== Goal ==
Go through the data below. Pull out every line that has the word "planning".

== Data shown ==

* * * * * * *

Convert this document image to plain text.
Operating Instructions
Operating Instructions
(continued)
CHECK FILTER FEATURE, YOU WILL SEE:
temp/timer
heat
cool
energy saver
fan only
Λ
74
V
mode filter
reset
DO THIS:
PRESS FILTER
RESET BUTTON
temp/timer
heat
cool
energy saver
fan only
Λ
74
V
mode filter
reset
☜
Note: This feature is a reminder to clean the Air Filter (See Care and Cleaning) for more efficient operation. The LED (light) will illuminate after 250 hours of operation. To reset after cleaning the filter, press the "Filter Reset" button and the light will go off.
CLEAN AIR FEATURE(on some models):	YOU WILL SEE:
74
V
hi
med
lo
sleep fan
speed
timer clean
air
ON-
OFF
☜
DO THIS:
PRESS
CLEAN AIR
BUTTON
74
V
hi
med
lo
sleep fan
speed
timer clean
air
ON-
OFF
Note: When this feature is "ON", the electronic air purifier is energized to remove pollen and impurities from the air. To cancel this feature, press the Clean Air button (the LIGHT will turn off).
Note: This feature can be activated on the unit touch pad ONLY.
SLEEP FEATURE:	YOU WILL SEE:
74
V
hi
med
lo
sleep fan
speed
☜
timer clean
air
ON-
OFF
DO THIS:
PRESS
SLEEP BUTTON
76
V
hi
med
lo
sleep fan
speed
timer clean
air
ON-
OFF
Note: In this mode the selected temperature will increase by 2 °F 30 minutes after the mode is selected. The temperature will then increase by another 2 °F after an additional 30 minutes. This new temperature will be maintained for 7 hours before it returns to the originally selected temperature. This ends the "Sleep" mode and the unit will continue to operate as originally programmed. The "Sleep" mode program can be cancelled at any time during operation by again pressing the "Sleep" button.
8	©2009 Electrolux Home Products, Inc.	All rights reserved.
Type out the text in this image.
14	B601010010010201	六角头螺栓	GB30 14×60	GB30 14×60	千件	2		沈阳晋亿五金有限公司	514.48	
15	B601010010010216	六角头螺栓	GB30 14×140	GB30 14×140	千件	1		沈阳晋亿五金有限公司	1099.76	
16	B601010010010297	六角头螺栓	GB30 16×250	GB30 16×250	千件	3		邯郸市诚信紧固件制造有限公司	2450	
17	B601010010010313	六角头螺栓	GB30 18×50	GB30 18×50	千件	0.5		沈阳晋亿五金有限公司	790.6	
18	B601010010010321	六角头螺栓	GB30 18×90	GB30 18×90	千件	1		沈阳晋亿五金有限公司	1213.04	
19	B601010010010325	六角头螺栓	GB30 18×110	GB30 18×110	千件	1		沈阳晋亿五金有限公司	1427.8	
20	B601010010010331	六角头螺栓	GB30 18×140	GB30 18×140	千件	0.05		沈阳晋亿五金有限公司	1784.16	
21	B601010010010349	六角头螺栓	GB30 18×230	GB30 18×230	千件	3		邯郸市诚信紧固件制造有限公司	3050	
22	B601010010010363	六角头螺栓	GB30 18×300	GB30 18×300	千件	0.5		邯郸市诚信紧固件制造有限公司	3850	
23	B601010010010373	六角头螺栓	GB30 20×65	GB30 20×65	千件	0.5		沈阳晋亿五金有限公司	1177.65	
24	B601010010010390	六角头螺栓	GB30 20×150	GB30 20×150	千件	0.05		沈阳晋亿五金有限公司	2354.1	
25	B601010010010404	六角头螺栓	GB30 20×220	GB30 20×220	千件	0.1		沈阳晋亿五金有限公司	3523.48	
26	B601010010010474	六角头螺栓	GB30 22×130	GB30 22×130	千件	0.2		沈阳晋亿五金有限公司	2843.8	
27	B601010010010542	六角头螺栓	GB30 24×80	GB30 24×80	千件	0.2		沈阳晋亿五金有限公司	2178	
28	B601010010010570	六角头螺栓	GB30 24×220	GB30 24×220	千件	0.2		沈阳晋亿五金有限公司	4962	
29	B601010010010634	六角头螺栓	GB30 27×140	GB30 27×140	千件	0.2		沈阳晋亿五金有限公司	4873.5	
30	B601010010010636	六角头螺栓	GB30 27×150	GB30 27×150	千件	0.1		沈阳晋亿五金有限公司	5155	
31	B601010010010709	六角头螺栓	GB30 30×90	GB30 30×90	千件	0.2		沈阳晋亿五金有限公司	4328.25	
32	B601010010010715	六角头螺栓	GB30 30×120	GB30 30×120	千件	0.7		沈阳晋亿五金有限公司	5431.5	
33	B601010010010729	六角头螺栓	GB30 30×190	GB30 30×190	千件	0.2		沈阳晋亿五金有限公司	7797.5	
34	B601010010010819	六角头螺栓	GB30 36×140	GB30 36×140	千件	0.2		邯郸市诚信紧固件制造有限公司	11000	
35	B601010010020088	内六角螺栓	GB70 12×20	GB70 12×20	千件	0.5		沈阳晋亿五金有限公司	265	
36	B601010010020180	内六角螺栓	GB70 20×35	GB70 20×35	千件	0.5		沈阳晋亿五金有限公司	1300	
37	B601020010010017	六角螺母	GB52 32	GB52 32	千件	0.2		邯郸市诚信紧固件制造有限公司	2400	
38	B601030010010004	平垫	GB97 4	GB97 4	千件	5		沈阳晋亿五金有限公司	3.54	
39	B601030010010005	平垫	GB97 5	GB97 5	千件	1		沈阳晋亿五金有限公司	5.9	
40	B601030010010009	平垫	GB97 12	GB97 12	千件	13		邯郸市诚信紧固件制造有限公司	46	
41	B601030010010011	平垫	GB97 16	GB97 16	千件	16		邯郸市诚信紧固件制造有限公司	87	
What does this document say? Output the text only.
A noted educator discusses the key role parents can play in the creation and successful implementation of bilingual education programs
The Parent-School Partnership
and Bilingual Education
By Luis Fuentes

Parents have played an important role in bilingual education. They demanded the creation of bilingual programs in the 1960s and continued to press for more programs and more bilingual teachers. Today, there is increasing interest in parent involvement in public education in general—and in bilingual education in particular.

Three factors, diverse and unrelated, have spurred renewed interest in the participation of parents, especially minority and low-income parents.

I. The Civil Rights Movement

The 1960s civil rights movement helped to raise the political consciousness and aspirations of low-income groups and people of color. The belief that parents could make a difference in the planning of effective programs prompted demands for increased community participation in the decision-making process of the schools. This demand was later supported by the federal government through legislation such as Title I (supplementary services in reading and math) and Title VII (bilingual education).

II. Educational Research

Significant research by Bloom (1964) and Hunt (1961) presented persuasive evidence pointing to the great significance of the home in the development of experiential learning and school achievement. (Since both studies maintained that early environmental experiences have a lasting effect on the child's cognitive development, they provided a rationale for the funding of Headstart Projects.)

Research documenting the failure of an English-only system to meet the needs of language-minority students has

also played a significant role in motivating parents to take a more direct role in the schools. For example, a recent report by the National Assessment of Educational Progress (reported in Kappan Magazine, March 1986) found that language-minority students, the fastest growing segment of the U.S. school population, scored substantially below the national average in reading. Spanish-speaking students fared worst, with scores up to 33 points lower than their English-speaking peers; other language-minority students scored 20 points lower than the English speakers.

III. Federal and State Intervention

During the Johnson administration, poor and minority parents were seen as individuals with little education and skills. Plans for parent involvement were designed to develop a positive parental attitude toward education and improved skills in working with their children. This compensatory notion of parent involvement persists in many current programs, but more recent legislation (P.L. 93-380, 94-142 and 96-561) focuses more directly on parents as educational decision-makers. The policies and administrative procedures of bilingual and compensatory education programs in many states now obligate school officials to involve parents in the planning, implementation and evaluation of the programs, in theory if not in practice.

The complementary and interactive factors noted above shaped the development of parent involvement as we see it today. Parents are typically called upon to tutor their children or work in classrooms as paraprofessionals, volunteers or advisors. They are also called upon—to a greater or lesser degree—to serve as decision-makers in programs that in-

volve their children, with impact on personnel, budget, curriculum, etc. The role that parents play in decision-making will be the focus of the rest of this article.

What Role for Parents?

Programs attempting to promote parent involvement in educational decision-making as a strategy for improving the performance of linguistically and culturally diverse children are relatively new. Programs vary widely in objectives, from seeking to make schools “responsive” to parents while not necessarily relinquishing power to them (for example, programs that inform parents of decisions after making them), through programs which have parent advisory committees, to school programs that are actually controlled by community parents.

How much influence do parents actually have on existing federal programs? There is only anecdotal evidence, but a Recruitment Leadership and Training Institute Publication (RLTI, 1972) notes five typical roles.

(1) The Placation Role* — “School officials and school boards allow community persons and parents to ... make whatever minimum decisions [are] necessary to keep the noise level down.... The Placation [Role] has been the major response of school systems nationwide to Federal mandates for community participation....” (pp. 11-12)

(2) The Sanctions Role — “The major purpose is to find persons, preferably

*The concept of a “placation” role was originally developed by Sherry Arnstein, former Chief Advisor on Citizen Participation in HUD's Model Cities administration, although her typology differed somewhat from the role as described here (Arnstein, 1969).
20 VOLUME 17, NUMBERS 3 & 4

* * * * * * *

== Result of the task ==
The 1960s civil rights movement helped to raise the political consciousness and aspirations of low-income groups and people of color. The belief that parents could make a difference in the planning of effective programs prompted demands for increased community participation in the decision-making process of the schools. This demand was later supported by the federal government through legislation such as Title I (supplementary services in reading and math) and Title VII (bilingual education).
During the Johnson administration, poor and minority parents were seen as individuals with little education and skills. Plans for parent involvement were designed to develop a positive parental attitude toward education and improved skills in working with their children. This compensatory notion of parent involvement persists in many current programs, but more recent legislation (P.L. 93-380, 94-142 and 96-561) focuses more directly on parents as educational decision-makers. The policies and administrative procedures of bilingual and compensatory education programs in many states now obligate school officials to involve parents in the planning, implementation and evaluation of the programs, in theory if not in practice.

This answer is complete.